**CHALLENGE:**
Search the material for the string "text", then return every line where it is found.

**DATA SHOWN:**
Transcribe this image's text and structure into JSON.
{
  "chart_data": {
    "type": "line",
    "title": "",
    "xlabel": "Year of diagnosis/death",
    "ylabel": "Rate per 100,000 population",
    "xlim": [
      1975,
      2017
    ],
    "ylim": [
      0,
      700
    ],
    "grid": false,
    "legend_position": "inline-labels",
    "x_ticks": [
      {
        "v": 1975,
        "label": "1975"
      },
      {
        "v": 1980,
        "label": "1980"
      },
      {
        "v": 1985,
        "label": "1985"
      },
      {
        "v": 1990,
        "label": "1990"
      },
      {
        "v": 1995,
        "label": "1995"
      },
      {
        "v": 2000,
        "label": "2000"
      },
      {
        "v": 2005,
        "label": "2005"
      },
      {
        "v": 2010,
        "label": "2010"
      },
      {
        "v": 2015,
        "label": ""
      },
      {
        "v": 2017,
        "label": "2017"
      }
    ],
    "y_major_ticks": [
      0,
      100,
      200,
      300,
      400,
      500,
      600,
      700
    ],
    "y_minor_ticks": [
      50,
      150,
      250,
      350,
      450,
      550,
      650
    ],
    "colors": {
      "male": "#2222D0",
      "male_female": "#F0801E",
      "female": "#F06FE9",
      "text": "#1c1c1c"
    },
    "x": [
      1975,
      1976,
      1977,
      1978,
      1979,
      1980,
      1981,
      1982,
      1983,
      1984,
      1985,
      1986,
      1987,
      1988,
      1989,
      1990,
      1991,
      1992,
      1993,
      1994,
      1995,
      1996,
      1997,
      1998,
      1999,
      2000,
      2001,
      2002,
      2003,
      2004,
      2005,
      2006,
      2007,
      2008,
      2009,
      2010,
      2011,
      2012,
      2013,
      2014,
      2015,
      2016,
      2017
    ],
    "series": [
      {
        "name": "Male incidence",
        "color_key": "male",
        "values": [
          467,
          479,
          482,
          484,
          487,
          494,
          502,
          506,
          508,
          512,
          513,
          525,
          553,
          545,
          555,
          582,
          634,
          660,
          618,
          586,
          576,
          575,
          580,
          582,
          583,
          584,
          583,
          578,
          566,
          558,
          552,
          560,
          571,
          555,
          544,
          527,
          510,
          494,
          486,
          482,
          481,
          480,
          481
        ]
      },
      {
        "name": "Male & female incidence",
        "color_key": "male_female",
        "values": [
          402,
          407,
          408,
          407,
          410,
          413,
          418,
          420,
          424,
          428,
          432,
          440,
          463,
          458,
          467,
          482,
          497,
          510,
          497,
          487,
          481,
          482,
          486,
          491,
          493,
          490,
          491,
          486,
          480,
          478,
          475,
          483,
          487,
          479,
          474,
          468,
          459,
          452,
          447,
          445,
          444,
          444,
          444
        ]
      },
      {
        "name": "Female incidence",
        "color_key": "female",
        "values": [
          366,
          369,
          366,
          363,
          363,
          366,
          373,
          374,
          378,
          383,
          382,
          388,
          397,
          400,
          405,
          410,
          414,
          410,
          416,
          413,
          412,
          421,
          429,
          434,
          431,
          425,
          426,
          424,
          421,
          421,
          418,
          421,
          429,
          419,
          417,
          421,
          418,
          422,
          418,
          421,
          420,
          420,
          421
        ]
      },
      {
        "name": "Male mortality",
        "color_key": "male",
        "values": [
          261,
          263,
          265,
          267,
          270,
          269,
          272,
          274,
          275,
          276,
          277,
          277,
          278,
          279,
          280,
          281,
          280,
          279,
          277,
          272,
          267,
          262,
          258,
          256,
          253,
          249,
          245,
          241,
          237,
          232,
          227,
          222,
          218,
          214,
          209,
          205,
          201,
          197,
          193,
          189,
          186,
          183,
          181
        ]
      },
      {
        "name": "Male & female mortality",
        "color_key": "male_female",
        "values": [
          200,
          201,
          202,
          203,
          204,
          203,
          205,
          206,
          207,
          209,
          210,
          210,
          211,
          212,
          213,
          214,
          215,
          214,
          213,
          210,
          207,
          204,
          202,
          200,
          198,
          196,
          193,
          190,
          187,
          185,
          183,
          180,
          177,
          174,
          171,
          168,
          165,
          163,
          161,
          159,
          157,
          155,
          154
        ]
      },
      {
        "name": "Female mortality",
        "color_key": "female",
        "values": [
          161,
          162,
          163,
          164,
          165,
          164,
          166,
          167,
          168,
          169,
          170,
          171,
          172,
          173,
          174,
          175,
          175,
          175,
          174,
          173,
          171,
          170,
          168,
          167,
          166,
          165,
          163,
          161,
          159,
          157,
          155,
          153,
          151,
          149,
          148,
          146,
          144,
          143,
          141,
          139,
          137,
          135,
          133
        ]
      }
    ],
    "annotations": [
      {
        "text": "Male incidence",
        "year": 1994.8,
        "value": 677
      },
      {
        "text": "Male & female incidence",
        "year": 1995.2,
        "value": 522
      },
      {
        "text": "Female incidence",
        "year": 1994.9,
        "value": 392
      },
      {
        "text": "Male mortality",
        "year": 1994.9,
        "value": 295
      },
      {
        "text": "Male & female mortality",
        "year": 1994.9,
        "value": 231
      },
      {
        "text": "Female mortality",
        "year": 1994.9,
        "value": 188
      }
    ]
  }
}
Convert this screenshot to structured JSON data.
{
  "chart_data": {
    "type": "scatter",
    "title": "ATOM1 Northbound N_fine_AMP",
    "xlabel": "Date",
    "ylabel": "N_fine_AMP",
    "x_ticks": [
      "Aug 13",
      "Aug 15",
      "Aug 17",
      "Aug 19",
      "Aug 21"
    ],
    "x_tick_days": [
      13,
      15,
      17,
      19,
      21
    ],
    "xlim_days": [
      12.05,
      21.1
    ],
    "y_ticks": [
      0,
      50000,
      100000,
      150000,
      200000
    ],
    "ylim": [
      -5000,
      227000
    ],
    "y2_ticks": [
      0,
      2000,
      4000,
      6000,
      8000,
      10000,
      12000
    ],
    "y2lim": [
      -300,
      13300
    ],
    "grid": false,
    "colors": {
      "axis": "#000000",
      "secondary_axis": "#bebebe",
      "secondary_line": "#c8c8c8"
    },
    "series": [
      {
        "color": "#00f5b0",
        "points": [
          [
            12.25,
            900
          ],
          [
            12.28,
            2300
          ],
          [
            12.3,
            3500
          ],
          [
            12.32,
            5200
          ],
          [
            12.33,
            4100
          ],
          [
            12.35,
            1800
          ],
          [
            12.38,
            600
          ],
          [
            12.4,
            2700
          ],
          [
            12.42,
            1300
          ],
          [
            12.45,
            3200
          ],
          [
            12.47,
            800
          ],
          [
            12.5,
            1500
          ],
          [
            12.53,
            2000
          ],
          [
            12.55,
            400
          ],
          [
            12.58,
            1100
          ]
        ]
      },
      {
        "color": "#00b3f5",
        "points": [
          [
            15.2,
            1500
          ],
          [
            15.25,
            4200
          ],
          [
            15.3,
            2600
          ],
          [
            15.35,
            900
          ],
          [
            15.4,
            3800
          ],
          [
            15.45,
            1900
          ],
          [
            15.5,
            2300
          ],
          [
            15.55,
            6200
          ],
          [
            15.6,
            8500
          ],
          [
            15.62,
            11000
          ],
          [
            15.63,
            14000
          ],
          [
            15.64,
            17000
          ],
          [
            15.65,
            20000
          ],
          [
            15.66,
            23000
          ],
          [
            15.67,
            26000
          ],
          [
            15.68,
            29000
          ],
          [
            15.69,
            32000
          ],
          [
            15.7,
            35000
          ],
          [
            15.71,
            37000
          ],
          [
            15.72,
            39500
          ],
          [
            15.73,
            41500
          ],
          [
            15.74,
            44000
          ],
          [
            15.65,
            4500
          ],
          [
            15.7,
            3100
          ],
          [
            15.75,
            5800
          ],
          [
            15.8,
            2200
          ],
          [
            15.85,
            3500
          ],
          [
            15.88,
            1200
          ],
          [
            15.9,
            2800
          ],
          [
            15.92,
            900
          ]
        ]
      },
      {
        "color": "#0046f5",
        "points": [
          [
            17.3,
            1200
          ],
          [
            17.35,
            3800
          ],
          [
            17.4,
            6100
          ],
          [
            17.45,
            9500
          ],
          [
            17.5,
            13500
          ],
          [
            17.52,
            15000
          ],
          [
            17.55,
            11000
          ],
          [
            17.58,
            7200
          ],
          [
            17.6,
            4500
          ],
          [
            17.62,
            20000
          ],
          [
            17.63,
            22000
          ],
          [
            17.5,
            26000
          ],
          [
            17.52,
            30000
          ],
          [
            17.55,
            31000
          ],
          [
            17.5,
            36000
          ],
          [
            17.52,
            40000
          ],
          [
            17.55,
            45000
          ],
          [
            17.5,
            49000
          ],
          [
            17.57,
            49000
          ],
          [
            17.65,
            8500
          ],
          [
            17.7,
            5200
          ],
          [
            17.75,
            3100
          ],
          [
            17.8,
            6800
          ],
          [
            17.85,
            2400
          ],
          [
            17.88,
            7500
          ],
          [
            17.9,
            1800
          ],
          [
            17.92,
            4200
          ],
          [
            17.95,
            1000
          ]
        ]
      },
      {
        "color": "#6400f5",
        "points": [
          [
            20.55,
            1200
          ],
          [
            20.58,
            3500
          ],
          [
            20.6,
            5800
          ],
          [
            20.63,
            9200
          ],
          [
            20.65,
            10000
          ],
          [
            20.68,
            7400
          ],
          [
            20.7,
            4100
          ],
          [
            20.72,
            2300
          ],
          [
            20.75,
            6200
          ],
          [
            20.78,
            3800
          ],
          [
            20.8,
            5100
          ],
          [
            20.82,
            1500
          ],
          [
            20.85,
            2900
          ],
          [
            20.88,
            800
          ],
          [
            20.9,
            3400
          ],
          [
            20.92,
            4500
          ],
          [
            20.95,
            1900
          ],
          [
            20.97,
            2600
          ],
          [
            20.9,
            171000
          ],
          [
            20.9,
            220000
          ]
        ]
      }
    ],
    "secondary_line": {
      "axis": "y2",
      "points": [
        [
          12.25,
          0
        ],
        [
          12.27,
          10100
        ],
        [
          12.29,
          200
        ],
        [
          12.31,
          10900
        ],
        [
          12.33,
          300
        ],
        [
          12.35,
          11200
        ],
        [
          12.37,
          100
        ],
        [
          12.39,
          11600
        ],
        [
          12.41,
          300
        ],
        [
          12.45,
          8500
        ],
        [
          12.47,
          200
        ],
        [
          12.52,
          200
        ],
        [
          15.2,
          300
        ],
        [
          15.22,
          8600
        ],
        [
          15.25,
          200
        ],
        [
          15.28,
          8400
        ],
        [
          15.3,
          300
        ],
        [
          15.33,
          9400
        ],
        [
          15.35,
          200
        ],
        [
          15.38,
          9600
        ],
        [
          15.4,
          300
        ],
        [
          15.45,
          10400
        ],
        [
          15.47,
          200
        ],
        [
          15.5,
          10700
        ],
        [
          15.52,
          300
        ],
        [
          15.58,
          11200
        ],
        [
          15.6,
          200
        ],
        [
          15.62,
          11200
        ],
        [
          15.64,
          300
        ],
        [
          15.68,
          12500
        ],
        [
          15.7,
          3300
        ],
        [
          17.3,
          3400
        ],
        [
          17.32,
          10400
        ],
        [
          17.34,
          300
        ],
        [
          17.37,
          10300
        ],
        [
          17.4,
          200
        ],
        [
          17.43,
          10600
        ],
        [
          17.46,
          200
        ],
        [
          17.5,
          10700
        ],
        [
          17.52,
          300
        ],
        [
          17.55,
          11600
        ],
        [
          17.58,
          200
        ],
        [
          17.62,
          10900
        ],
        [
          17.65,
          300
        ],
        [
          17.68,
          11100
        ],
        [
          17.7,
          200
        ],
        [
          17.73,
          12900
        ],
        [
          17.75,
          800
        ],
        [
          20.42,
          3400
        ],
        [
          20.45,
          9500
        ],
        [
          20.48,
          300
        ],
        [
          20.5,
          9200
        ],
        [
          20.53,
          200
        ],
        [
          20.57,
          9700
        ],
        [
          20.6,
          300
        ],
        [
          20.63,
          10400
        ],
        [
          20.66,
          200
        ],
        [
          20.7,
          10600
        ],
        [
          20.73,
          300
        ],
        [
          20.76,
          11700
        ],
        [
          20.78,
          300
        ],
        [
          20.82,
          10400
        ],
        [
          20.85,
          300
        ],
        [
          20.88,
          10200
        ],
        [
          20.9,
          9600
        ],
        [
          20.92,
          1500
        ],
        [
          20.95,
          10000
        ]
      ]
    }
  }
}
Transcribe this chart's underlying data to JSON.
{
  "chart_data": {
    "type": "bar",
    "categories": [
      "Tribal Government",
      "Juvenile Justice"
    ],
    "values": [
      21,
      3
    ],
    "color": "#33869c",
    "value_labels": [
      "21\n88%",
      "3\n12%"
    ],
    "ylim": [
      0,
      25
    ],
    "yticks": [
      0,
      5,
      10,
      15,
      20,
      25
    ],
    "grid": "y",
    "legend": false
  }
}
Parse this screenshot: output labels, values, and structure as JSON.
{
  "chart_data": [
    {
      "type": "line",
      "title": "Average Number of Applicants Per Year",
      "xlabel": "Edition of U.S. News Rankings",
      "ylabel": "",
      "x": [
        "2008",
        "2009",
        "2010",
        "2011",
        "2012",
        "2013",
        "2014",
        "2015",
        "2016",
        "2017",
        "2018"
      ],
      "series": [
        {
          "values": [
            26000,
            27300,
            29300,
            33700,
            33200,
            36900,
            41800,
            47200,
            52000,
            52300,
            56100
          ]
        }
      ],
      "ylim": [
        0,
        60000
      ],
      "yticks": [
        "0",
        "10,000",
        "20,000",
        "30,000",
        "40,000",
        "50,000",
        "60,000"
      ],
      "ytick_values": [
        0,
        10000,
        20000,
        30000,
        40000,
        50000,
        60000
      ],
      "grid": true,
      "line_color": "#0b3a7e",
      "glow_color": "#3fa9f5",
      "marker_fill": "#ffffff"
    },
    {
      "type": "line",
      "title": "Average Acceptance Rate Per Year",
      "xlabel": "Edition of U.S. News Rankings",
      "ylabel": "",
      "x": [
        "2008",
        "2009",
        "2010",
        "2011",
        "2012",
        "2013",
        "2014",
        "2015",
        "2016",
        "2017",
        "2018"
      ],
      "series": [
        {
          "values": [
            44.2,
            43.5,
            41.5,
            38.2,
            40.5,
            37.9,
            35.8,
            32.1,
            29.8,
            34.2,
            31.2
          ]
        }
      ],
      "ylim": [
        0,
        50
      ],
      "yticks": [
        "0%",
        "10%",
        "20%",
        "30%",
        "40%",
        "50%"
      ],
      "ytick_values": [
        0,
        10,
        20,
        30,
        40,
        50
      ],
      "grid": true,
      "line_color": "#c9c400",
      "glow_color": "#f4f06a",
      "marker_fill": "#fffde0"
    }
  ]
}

**TASK RESPONSE:**
Transcribe this image's text and structure into JSON.
      "text": "#1c1c1c"
        "text": "Male incidence",
        "text": "Male & female incidence",
        "text": "Female incidence",
        "text": "Male mortality",
        "text": "Male & female mortality",
        "text": "Female mortality",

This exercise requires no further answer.